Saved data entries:
============

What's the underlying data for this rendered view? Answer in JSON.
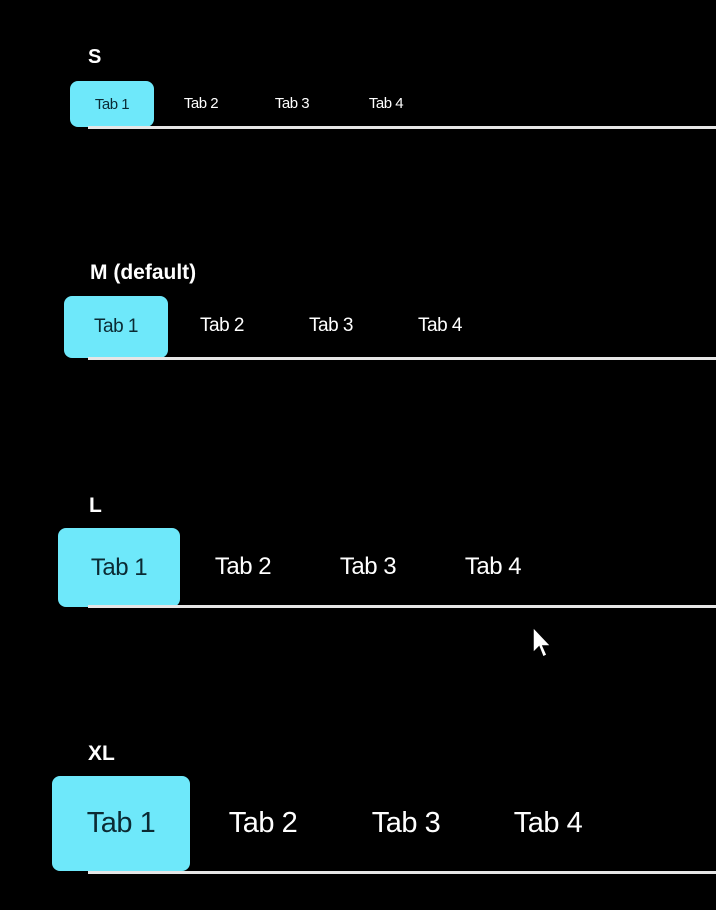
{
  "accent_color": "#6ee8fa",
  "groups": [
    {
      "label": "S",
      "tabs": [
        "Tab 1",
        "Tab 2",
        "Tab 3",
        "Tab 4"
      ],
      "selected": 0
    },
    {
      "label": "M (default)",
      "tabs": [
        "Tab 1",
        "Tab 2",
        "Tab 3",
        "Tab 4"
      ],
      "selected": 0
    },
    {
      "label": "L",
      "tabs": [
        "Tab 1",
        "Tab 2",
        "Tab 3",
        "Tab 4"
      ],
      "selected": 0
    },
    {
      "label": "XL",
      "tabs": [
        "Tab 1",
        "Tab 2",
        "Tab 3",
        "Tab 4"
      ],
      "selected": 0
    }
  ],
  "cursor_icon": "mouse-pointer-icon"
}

============

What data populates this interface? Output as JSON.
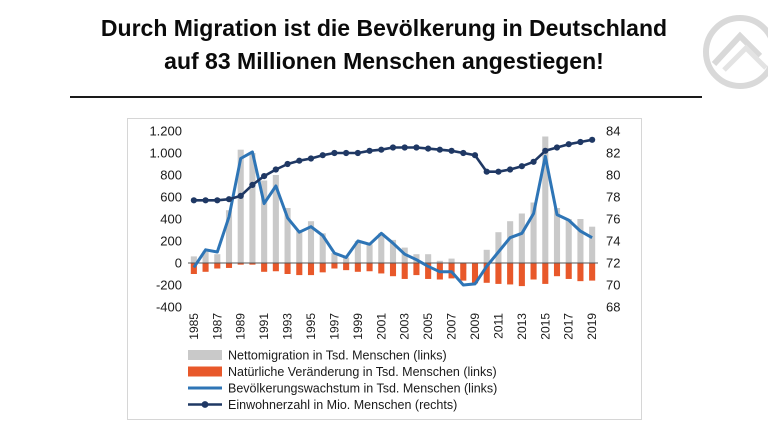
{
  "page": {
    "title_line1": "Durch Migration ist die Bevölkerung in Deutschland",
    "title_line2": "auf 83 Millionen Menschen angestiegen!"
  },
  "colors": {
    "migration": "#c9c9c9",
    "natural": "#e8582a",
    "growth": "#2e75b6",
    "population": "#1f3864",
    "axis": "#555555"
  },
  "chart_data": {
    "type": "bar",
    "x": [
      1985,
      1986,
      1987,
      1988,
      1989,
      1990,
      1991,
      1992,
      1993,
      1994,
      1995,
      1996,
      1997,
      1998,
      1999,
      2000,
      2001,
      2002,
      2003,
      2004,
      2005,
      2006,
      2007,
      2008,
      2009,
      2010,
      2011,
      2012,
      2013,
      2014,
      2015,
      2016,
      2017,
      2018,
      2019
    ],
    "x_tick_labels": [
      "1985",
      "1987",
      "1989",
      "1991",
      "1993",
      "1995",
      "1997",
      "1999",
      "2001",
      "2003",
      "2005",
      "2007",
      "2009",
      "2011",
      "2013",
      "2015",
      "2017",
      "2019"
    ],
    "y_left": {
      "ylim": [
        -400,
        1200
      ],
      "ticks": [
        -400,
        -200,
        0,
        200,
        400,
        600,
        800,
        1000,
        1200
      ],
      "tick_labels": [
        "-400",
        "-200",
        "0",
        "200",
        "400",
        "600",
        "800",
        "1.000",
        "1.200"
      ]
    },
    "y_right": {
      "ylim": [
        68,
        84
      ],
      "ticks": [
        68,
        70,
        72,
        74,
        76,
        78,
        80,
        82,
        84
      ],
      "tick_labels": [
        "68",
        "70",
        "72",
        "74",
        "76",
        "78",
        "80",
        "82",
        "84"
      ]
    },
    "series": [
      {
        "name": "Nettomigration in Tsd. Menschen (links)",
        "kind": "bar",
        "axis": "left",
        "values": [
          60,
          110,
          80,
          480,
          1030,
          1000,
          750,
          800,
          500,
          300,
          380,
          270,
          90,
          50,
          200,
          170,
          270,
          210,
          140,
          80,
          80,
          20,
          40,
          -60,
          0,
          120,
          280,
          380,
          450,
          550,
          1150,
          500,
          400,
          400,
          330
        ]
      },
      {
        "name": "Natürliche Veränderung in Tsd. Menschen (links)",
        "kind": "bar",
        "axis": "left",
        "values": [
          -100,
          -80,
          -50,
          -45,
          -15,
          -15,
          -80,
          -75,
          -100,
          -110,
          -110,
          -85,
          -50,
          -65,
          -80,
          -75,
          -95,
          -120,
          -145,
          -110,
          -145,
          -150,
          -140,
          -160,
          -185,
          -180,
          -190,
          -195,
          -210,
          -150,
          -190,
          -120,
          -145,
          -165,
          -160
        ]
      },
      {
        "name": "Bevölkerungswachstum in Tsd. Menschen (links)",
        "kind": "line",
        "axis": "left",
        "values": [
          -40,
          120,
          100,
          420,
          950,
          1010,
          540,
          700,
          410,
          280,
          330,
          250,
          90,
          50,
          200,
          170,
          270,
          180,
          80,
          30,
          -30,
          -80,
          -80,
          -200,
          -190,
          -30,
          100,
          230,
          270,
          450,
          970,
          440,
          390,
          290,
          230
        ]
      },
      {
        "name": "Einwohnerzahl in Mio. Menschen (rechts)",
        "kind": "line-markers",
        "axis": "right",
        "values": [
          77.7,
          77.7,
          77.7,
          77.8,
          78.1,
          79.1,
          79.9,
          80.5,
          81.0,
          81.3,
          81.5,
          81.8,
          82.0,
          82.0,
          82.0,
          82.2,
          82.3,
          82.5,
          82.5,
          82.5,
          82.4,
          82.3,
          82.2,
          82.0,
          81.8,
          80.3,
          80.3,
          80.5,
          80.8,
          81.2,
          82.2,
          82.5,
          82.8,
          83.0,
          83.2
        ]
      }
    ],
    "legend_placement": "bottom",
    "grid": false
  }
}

============

Give the number of lines that carry the word "What", with nothing added.

2